■ Assignment ■
Among the records, which lines hold the word "latin"? Pick them out.

■ Information ■
_ _ _ _

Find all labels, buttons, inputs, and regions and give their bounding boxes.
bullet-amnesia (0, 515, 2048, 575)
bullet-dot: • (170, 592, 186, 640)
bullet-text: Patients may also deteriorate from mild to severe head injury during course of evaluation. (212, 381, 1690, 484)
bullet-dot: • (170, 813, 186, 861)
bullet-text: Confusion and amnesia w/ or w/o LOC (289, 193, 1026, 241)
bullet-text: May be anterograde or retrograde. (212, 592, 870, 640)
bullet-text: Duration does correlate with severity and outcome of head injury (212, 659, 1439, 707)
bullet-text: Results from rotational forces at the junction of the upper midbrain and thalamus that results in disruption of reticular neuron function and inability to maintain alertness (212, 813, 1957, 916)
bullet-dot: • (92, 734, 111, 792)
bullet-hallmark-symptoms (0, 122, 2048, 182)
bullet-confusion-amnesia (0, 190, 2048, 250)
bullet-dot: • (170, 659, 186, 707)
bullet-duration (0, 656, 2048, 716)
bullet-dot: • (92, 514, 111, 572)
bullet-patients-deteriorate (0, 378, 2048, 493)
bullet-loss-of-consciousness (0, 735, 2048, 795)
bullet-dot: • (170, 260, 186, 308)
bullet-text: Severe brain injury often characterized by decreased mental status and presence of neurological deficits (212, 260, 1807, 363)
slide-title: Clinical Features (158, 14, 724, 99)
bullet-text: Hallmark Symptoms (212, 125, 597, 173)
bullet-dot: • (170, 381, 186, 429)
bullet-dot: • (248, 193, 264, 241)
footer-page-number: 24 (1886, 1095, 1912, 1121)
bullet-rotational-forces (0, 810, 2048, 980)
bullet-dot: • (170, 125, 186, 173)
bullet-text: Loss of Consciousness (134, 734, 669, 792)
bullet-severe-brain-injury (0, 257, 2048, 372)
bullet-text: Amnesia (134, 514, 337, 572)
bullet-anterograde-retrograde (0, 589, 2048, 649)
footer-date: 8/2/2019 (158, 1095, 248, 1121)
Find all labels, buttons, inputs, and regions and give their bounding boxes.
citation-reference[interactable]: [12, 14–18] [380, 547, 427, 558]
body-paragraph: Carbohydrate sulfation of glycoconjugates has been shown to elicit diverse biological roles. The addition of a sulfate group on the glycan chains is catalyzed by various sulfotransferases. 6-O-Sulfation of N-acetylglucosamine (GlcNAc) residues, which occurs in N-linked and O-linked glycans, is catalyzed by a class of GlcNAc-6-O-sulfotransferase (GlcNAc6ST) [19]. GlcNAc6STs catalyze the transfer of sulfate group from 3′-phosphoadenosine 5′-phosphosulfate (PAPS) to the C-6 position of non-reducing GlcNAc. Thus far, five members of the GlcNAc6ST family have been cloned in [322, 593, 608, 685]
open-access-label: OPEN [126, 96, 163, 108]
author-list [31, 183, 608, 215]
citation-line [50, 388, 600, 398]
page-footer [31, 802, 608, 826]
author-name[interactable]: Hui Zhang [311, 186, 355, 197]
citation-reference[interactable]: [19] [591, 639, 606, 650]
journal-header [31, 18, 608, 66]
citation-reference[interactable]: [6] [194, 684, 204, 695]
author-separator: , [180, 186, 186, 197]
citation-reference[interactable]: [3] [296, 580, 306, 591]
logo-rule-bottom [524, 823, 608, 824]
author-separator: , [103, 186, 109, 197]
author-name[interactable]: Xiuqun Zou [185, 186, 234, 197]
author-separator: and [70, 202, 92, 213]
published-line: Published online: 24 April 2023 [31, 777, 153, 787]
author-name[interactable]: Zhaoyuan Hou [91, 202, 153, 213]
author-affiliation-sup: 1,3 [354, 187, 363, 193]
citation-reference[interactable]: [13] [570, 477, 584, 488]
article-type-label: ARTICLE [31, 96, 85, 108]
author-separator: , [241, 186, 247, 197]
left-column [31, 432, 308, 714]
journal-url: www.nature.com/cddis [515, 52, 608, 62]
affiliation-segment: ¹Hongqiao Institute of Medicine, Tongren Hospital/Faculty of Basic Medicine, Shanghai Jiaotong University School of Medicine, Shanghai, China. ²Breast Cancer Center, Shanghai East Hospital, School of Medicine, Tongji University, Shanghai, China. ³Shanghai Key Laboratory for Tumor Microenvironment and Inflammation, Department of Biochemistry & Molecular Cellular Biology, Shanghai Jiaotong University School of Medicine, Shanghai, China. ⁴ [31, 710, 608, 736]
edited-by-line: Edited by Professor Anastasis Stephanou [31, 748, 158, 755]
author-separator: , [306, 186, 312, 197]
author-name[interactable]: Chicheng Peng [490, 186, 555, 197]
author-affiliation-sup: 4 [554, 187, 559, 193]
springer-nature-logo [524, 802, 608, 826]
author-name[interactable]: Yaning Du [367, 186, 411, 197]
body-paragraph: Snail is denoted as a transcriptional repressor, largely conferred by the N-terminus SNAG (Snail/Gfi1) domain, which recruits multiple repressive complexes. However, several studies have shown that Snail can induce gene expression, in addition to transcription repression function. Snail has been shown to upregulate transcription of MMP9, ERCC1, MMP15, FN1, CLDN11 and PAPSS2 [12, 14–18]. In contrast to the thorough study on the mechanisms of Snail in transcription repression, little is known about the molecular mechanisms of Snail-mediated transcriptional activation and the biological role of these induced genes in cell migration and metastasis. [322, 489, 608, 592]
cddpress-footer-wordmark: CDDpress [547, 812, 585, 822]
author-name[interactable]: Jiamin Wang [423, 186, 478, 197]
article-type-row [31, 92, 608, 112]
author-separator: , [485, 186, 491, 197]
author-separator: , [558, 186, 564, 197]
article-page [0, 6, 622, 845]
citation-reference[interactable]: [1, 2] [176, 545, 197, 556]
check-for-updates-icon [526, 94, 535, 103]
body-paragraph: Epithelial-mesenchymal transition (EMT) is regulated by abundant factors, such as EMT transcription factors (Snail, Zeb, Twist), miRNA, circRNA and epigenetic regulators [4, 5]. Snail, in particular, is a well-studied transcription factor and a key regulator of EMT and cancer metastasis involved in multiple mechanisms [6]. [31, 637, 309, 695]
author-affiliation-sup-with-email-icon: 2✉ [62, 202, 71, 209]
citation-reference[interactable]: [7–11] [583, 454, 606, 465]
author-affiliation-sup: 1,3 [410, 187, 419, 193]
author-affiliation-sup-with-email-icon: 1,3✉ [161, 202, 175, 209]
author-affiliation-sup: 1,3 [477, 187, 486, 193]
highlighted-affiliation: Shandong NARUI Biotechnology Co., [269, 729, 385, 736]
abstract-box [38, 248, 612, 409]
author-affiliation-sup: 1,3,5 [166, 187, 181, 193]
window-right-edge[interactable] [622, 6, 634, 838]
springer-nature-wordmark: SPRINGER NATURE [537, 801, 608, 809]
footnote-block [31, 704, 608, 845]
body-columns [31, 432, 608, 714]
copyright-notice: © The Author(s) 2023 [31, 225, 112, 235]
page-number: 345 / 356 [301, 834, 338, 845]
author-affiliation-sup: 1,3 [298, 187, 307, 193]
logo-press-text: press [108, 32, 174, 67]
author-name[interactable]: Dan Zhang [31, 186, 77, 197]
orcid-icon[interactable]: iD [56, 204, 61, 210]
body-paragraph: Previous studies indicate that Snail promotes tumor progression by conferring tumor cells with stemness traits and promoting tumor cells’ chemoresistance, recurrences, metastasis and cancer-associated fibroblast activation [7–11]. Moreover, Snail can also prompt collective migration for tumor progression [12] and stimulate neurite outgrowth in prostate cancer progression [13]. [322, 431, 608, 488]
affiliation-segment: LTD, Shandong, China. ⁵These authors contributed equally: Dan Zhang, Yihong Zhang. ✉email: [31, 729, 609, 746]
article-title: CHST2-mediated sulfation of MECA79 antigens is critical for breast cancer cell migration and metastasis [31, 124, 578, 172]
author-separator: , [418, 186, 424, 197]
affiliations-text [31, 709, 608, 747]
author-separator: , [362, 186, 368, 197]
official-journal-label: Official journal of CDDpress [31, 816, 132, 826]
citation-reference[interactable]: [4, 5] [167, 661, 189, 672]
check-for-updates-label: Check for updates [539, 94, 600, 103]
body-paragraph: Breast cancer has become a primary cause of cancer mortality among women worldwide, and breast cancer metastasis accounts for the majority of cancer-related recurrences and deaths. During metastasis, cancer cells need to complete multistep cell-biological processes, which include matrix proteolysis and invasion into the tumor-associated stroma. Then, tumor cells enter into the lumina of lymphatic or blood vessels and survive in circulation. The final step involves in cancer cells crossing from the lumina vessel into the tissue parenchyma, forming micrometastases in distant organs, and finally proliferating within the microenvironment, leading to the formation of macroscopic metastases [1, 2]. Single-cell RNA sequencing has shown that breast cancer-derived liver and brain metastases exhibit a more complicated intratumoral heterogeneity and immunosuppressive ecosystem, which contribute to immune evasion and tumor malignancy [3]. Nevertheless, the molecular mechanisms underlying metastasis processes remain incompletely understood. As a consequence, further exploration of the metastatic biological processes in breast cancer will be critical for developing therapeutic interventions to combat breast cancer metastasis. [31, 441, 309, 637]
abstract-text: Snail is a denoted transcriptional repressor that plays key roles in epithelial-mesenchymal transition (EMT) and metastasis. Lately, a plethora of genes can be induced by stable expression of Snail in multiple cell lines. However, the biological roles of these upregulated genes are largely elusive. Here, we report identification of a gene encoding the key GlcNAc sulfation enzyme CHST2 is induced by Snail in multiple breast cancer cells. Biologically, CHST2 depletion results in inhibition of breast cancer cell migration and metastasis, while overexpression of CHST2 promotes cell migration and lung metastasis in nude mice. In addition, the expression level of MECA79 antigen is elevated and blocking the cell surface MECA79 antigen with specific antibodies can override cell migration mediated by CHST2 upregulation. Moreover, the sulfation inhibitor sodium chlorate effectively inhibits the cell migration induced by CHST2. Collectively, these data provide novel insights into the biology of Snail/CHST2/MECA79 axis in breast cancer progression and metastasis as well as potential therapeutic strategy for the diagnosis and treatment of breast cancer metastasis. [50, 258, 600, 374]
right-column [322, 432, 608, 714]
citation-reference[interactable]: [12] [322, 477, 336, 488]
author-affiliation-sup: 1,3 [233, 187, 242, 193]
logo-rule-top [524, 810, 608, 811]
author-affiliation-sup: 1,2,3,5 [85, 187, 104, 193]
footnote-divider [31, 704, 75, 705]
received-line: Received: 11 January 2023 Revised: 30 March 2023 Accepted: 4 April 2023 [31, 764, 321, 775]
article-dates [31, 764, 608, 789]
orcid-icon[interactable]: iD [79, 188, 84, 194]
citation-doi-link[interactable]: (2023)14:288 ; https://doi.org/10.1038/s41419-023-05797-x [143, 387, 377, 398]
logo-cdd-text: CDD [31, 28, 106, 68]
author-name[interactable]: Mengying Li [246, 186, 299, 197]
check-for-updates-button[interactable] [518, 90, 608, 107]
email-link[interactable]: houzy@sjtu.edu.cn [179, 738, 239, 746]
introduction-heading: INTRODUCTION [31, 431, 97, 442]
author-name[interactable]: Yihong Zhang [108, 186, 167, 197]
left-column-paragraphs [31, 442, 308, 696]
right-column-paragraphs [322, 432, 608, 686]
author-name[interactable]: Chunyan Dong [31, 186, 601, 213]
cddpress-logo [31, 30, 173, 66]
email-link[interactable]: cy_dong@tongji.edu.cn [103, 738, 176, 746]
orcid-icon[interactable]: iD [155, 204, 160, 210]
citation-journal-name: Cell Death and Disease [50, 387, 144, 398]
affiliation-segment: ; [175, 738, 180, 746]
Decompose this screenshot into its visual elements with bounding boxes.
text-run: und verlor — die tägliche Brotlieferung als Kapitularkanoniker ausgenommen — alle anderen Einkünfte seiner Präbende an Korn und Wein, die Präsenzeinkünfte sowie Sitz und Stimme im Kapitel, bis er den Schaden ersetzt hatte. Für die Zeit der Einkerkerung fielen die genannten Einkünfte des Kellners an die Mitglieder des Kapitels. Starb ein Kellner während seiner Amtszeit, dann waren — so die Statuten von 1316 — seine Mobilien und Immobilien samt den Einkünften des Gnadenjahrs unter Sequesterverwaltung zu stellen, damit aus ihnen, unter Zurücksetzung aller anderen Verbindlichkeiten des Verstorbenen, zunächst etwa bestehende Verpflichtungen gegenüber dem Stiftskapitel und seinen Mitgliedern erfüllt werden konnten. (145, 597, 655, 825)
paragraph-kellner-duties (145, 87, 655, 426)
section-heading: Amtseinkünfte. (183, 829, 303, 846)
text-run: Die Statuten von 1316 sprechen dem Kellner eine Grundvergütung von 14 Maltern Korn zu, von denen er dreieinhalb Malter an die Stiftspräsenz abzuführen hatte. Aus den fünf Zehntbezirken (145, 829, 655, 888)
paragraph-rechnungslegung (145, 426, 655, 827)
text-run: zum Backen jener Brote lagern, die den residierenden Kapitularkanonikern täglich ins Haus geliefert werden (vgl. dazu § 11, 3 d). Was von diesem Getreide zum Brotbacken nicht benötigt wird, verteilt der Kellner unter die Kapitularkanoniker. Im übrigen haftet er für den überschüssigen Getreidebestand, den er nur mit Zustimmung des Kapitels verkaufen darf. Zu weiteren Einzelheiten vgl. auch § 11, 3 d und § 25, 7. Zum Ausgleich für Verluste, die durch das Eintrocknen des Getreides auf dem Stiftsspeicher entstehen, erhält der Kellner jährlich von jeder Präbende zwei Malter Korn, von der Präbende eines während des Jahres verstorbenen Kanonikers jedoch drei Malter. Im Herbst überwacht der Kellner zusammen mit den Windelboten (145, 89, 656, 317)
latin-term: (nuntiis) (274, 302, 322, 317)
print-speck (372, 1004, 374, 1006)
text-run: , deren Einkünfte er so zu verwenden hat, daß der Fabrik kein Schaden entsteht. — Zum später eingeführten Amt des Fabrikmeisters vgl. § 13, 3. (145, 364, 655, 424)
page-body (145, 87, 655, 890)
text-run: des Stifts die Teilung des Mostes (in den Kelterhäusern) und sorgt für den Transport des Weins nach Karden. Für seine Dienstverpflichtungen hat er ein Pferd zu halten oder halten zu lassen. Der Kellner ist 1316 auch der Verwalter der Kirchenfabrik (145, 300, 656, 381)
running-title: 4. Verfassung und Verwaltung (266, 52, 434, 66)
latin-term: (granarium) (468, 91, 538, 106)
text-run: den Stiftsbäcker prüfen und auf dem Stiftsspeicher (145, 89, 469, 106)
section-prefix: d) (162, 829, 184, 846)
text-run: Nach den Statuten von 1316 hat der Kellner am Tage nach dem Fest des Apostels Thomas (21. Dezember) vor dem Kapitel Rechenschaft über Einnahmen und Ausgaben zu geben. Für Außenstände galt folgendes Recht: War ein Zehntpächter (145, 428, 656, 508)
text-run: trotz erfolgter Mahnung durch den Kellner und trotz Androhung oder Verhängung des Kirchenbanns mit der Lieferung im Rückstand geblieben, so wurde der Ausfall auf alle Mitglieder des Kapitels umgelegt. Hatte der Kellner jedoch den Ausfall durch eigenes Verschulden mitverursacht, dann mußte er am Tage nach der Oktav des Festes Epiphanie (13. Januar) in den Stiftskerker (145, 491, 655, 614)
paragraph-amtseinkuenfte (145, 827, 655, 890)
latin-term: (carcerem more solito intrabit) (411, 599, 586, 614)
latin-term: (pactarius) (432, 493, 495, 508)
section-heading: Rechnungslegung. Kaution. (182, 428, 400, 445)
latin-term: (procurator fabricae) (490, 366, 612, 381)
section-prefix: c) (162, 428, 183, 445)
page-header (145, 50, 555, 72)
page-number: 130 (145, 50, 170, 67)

_ _ _ _

■ Solution for this task ■
latin-term: (nuntiis) (274, 302, 322, 317)
latin-term: (granarium) (468, 91, 538, 106)
latin-term: (carcerem more solito intrabit) (411, 599, 586, 614)
latin-term: (pactarius) (432, 493, 495, 508)
latin-term: (procurator fabricae) (490, 366, 612, 381)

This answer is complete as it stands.